■ **Exercise task a**: Express the lines of the entries below as a JSON list of strings, one string per line, starting at the beginning of the entries and ending at the line containing "List UI elements". Leave out blank lines and the pictures.

■ **Supplied passage**:
+++
If it is deemed a problem, it might need an ICE extension to fail the connectivity check b/w A and C.


From: Martin Thomson []
Sent: Tuesday, December 03, 2013 11:08 AM
To: Muthu Arul Mozhi Perumal (mperumal)
Cc:; Magnus Westerlund; Cullen Jennings (fluffy)
Subject: RE: [rtcweb] Consent alternative

I think that you misunderstood. This looks like a restarted ICE to A (from B), but it is really an entirely new session to C. It completes because C is unwittingly duped into briefly visiting B's page, which only needs to be long enough to clear a single connectivity check.

On Dec 2, 2013 8:30 PM, "Muthu Arul Mozhi Perumal (mperumal)" <<>> wrote:
> |2. B (the attacker) triggers an "ICE restart" with A, though really
> |this generates a new ICE negotiation with a victim, C.  C consents to
> |talk to B, but not necessarily with A.  This arrangement is easy to
> |achieve on the drive-by web.
> |
> |3. A completes ICE with C and expects to continue the DTLS connection
> |over the newly discovered 5-tuple.
> Assuming this is a regular ICE restart, the STUN binding requests sent as part of the ICE connectivity checks from A to C would have randomly generated transaction IDs. Unless B is on the A-C path or can guess those transaction IDs, it wouldn't be able to generate legitimate binding responses to cause ICE to conclude b/w A and C.
> Muthu
> |-----Original Message-----
> |From: rtcweb [<>] On Behalf Of Martin Thomson
> |Sent: Tuesday, December 03, 2013 4:14 AM
> |To: Magnus Westerlund
> |Cc: Cullen Jennings (fluffy);<>
> |Subject: Re: [rtcweb] Consent alternative
> |
> |On 29 November 2013 05:40, Magnus Westerlund
> |<<>> wrote:
> |> I have looked briefly on this and wonder if this isn't vulnerable to
> |> active attacks from a attacker (Alice) that likes to use a set of WebRTC
> |> browsers, including (Bob) to generate DDOS traffic towards the target
> |> (Charlie).
> |
> |Hi Magnus,
> |
> |I think that you did manage to hit on something critical here.
+++
■ **Material**:
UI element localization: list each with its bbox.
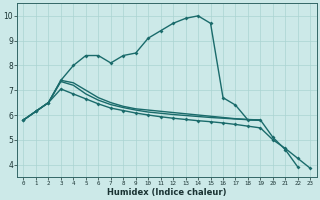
- X-axis label: Humidex (Indice chaleur): Humidex (Indice chaleur): [107, 188, 227, 197]
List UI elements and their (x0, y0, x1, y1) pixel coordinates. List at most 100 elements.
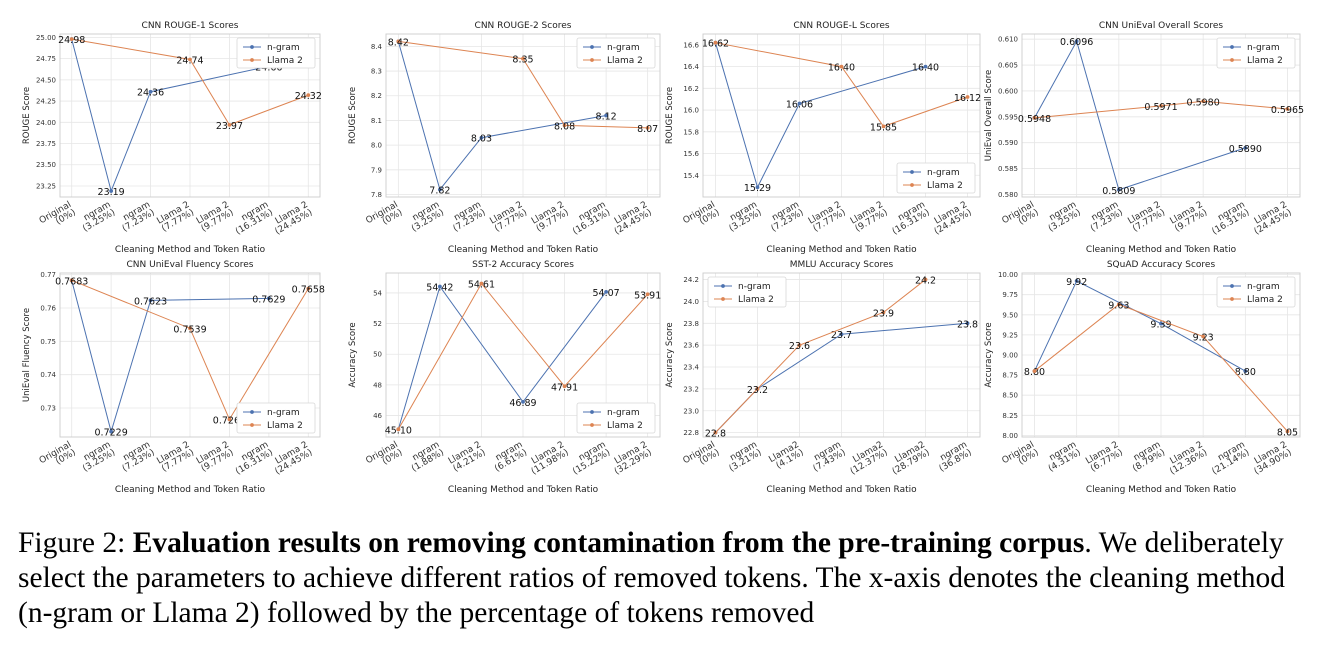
data-point (645, 292, 650, 297)
data-point (306, 93, 311, 98)
data-point (188, 57, 192, 62)
data-label: 0.7623 (134, 296, 167, 307)
legend-label: n-gram (927, 168, 960, 178)
data-label: 9.63 (1108, 300, 1129, 311)
x-tick-label: Llama2(12.37%) (844, 440, 889, 477)
data-point (713, 40, 718, 45)
y-tick-label: 23.8 (683, 320, 699, 328)
data-label: 8.35 (512, 55, 533, 66)
legend-label: n-gram (607, 43, 640, 53)
y-tick-label: 25.00 (36, 34, 56, 42)
chart-title: MMLU Accuracy Scores (790, 260, 894, 270)
data-label: 9.92 (1066, 277, 1087, 288)
y-tick-label: 10.00 (998, 271, 1018, 279)
y-axis-label: Accuracy Score (665, 322, 675, 387)
chart-3: 15.4 15.6 15.8 16.0 16.2 16.4 16.6 Original(0%)… (665, 21, 981, 255)
x-tick-label: Llama 2(9.77%) (195, 200, 236, 234)
x-tick-label: ngram(6.61%) (489, 440, 529, 474)
data-point (437, 187, 442, 192)
x-tick-label: Original(0%) (38, 440, 78, 474)
plot-frame (1021, 272, 1301, 438)
y-axis-label: Accuracy Score (348, 322, 358, 387)
data-label: 23.97 (216, 121, 243, 132)
series-line-llama (71, 279, 309, 421)
data-point (109, 189, 114, 193)
y-tick-label: 23.4 (683, 364, 699, 372)
y-tick-label: 16.6 (683, 41, 699, 49)
x-tick-label: ngram(16.31%) (886, 200, 931, 237)
data-label: 16.62 (702, 39, 729, 50)
data-label: 54.61 (468, 280, 495, 291)
y-tick-label: 8.4 (371, 43, 383, 51)
x-tick-label: Llama 2(9.77%) (530, 200, 571, 234)
legend-marker (590, 410, 594, 414)
caption-label: Figure 2: (18, 527, 126, 559)
x-tick-label: ngram(15.22%) (567, 440, 612, 477)
chart-2: 7.8 7.9 8.0 8.1 8.2 8.3 8.4 Original(0%) ngram(3… (348, 21, 661, 255)
data-point (562, 123, 567, 128)
x-tick-label: Original(0%) (681, 440, 721, 474)
data-label: 24.74 (176, 55, 203, 66)
chart-title: CNN ROUGE-2 Scores (475, 21, 572, 31)
x-tick-label: Llama 2(7.77%) (155, 200, 196, 234)
y-tick-label: 8.50 (1002, 392, 1018, 400)
chart-1: 23.25 23.50 23.75 24.00 24.25 24.50 24.75 25.00… (22, 21, 322, 255)
data-label: 23.2 (747, 385, 768, 396)
legend-marker (250, 45, 254, 49)
data-label: 0.5971 (1144, 102, 1177, 113)
data-label: 47.91 (551, 382, 578, 393)
x-tick-label: Llama2(28.79%) (886, 440, 931, 477)
data-label: 23.9 (873, 308, 894, 319)
legend-marker (910, 170, 914, 174)
y-tick-label: 0.590 (998, 139, 1018, 147)
y-tick-label: 7.9 (371, 166, 382, 174)
plot-frame (702, 272, 981, 438)
x-axis-label: Cleaning Method and Token Ratio (115, 485, 266, 495)
data-label: 9.23 (1193, 333, 1214, 344)
x-tick-label: Llama 2(24.45%) (269, 200, 314, 237)
data-label: 8.42 (388, 37, 409, 48)
x-tick-label: Llama 2(9.77%) (1169, 200, 1210, 234)
y-axis-label: ROUGE Score (665, 87, 675, 144)
legend: n-gram Llama 2 (896, 162, 976, 194)
data-point (188, 326, 192, 331)
series-line-ngram (71, 38, 269, 193)
x-axis-label: Cleaning Method and Token Ratio (448, 485, 599, 495)
x-axis-label: Cleaning Method and Token Ratio (1086, 485, 1237, 495)
legend-label: n-gram (1247, 282, 1280, 292)
x-tick-label: Original(0%) (364, 200, 404, 234)
y-tick-label: 9.50 (1002, 311, 1018, 319)
data-label: 24.36 (137, 88, 164, 99)
x-tick-label: Original(0%) (38, 200, 78, 234)
x-tick-label: ngram(3.25%) (77, 200, 117, 234)
x-tick-label: ngram(7.23%) (447, 200, 487, 234)
x-tick-label: ngram(3.25%) (723, 200, 763, 234)
data-label: 0.7683 (55, 276, 88, 287)
y-tick-label: 15.6 (683, 150, 699, 158)
data-point (1074, 279, 1079, 283)
x-tick-label: Llama 2(7.77%) (155, 440, 196, 474)
x-tick-label: Llama2(4.1%) (767, 440, 805, 473)
data-label: 54.42 (426, 282, 453, 293)
series-line-ngram (1034, 280, 1246, 372)
x-tick-label: Llama 2(6.77%) (1084, 440, 1125, 474)
data-label: 0.5980 (1187, 97, 1220, 108)
x-tick-label: Llama 2(24.45%) (928, 200, 973, 237)
x-tick-label: ngram(8.79%) (1127, 440, 1167, 474)
legend: n-gram Llama 2 (236, 37, 316, 69)
data-point (797, 343, 802, 348)
legend-label: Llama 2 (927, 181, 963, 191)
y-tick-label: 0.595 (998, 113, 1018, 121)
data-label: 23.8 (957, 319, 978, 330)
data-label: 16.40 (912, 63, 939, 74)
data-label: 8.80 (1235, 367, 1256, 378)
y-tick-label: 23.6 (683, 342, 699, 350)
data-point (839, 64, 844, 69)
y-tick-label: 8.75 (1002, 372, 1018, 380)
data-point (1201, 99, 1206, 104)
x-tick-label: Original(0%) (1001, 200, 1041, 234)
y-tick-label: 54 (373, 289, 382, 297)
y-axis-label: Accuracy Score (984, 322, 994, 387)
series-line-llama (398, 40, 648, 129)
+++
■ **Exercise task b**: Quote the email thread above about the consent alternative in full, word for word.

■ **Complete output a**:
[
  "UI element localization: list each with its bbox.",
  "- X-axis label: Humidex (Indice chaleur): Humidex (Indice chaleur): [107, 188, 227, 197]",
  "List UI elements and their (x0, y0, x1, y1) pixel coordinates. List at most 100 elements."
]

■ **Complete output b**:
If it is deemed a problem, it might need an ICE extension to fail the connectivity check b/w A and C.


From: Martin Thomson []
Sent: Tuesday, December 03, 2013 11:08 AM
To: Muthu Arul Mozhi Perumal (mperumal)
Cc:; Magnus Westerlund; Cullen Jennings (fluffy)
Subject: RE: [rtcweb] Consent alternative

I think that you misunderstood. This looks like a restarted ICE to A (from B), but it is really an entirely new session to C. It completes because C is unwittingly duped into briefly visiting B's page, which only needs to be long enough to clear a single connectivity check.

On Dec 2, 2013 8:30 PM, "Muthu Arul Mozhi Perumal (mperumal)" <<>> wrote:
> |2. B (the attacker) triggers an "ICE restart" with A, though really
> |this generates a new ICE negotiation with a victim, C.  C consents to
> |talk to B, but not necessarily with A.  This arrangement is easy to
> |achieve on the drive-by web.
> |
> |3. A completes ICE with C and expects to continue the DTLS connection
> |over the newly discovered 5-tuple.
> Assuming this is a regular ICE restart, the STUN binding requests sent as part of the ICE connectivity checks from A to C would have randomly generated transaction IDs. Unless B is on the A-C path or can guess those transaction IDs, it wouldn't be able to generate legitimate binding responses to cause ICE to conclude b/w A and C.
> Muthu
> |-----Original Message-----
> |From: rtcweb [<>] On Behalf Of Martin Thomson
> |Sent: Tuesday, December 03, 2013 4:14 AM
> |To: Magnus Westerlund
> |Cc: Cullen Jennings (fluffy);<>
> |Subject: Re: [rtcweb] Consent alternative
> |
> |On 29 November 2013 05:40, Magnus Westerlund
> |<<>> wrote:
> |> I have looked briefly on this and wonder if this isn't vulnerable to
> |> active attacks from a attacker (Alice) that likes to use a set of WebRTC
> |> browsers, including (Bob) to generate DDOS traffic towards the target
> |> (Charlie).
> |
> |Hi Magnus,
> |
> |I think that you did manage to hit on something critical here.